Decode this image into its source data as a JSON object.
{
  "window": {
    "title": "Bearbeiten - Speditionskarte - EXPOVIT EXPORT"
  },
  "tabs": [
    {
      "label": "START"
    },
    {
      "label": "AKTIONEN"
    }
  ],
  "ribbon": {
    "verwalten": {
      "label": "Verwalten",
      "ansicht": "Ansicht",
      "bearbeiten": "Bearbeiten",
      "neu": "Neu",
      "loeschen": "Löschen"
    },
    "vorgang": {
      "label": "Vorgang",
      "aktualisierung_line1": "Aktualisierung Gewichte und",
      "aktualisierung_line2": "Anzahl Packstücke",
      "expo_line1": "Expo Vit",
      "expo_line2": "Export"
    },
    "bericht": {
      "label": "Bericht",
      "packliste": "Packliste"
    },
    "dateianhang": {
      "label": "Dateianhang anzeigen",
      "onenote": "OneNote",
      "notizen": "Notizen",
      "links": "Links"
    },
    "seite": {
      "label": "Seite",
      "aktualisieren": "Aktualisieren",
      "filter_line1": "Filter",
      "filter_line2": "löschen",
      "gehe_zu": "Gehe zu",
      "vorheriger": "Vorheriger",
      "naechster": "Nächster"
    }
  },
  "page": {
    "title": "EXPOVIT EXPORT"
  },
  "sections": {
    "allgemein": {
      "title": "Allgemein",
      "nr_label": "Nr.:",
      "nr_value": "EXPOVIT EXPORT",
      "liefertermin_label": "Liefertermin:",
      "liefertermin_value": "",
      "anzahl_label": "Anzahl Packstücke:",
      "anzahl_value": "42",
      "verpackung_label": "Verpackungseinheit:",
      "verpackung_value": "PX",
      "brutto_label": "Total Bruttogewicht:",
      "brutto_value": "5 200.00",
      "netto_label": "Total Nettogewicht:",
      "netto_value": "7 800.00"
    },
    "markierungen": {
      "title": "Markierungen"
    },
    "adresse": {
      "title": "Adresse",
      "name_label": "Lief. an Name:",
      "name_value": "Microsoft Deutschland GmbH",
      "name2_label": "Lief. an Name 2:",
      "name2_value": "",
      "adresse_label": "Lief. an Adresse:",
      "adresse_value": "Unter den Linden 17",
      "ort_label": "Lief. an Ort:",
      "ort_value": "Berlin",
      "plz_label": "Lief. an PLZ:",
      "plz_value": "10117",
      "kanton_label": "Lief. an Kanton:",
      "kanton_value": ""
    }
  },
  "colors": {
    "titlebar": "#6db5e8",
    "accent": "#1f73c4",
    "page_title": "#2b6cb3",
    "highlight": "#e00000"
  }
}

=====

Show every line above in which the word "Total" occurs.

      "brutto_label": "Total Bruttogewicht:",
      "netto_label": "Total Nettogewicht:",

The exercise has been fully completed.